Saved entries
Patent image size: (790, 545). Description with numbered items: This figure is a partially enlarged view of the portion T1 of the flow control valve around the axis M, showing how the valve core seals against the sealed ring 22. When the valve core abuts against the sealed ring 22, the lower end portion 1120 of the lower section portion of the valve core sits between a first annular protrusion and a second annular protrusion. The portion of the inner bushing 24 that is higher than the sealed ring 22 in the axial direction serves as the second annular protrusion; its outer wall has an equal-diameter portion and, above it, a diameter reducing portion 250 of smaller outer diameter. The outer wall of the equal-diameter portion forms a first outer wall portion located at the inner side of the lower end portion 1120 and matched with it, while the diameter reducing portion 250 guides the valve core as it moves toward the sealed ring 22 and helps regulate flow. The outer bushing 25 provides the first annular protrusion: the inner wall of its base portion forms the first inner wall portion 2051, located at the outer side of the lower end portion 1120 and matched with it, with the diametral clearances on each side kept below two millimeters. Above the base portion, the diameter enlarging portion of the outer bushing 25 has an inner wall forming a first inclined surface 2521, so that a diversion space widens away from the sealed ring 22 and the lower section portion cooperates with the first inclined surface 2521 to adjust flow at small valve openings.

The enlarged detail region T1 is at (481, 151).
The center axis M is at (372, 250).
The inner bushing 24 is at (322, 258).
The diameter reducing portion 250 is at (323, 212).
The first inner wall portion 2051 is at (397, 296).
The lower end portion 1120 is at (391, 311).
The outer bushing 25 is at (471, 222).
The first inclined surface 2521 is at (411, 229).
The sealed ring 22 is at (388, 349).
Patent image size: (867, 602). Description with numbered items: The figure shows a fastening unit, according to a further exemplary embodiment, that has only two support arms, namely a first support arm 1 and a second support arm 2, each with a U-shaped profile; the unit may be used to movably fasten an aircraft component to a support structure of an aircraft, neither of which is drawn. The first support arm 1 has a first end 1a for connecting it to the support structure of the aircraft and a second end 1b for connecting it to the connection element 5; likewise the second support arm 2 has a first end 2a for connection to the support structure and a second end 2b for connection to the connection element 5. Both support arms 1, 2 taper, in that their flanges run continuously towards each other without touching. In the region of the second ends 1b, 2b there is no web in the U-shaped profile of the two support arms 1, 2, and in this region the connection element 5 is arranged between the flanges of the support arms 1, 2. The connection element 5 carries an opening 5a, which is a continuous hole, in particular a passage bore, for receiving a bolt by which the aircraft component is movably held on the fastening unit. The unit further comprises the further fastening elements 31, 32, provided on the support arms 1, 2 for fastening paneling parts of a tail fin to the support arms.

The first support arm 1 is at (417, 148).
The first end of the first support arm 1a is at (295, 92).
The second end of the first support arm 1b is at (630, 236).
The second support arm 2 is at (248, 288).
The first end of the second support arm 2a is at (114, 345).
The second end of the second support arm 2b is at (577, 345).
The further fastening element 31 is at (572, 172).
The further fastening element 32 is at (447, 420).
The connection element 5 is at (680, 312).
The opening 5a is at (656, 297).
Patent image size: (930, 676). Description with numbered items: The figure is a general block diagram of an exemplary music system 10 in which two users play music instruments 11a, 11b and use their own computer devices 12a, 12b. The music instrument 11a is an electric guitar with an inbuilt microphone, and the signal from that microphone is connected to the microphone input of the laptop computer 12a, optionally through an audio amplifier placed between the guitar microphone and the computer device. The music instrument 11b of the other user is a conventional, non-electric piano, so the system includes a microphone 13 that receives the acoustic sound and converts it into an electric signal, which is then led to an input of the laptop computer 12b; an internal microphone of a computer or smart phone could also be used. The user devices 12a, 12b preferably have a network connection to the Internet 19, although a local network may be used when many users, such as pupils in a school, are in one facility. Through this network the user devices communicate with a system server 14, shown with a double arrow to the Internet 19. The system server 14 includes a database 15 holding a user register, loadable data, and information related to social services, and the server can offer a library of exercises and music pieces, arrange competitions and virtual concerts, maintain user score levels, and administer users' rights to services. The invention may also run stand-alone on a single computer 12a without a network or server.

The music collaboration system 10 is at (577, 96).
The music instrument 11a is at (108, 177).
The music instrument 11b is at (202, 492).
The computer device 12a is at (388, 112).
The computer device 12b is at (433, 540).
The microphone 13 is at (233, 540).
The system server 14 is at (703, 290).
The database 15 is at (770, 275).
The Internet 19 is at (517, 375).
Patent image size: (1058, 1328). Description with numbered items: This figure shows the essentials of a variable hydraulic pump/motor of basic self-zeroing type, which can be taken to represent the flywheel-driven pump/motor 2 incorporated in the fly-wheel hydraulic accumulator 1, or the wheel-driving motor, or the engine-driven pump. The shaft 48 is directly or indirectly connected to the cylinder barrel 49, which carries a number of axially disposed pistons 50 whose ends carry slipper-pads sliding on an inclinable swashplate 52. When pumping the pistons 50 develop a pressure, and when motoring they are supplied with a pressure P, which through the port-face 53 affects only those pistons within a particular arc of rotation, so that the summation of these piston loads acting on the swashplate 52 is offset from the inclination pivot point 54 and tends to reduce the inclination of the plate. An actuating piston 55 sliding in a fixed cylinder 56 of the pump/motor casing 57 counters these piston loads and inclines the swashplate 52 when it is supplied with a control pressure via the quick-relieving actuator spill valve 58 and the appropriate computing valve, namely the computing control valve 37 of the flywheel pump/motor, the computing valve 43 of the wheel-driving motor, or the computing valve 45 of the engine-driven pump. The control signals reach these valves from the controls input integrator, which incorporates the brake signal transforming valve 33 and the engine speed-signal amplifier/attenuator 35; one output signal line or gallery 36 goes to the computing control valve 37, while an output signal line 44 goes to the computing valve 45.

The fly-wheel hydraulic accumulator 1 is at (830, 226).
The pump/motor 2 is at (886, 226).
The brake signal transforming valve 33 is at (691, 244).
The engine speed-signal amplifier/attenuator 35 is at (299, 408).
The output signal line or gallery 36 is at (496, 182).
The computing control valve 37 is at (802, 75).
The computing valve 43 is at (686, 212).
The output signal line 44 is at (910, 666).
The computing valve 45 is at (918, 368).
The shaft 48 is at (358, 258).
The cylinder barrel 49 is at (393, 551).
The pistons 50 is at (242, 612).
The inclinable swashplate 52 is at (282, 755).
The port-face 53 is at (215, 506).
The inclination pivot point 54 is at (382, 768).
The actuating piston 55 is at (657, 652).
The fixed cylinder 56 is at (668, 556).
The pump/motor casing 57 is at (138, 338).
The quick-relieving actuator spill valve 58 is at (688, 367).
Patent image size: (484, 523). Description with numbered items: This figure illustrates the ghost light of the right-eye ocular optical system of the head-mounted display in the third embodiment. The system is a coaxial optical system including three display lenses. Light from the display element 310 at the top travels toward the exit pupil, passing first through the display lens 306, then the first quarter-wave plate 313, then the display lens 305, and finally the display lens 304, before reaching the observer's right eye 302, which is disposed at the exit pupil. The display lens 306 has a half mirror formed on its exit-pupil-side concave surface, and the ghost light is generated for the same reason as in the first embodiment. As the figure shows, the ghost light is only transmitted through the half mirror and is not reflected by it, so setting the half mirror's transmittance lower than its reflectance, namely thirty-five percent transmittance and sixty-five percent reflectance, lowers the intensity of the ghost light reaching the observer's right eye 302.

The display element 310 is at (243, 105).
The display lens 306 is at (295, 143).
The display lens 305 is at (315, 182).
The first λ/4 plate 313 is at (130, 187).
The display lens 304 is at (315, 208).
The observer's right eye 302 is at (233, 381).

Directive: From the lines above, pull out each one that includes the word "reaching" and copy it unchanged.

Finished task:
Patent image size: (484, 523). Description with numbered items: This figure illustrates the ghost light of the right-eye ocular optical system of the head-mounted display in the third embodiment. The system is a coaxial optical system including three display lenses. Light from the display element 310 at the top travels toward the exit pupil, passing first through the display lens 306, then the first quarter-wave plate 313, then the display lens 305, and finally the display lens 304, before reaching the observer's right eye 302, which is disposed at the exit pupil. The display lens 306 has a half mirror formed on its exit-pupil-side concave surface, and the ghost light is generated for the same reason as in the first embodiment. As the figure shows, the ghost light is only transmitted through the half mirror and is not reflected by it, so setting the half mirror's transmittance lower than its reflectance, namely thirty-five percent transmittance and sixty-five percent reflectance, lowers the intensity of the ghost light reaching the observer's right eye 302.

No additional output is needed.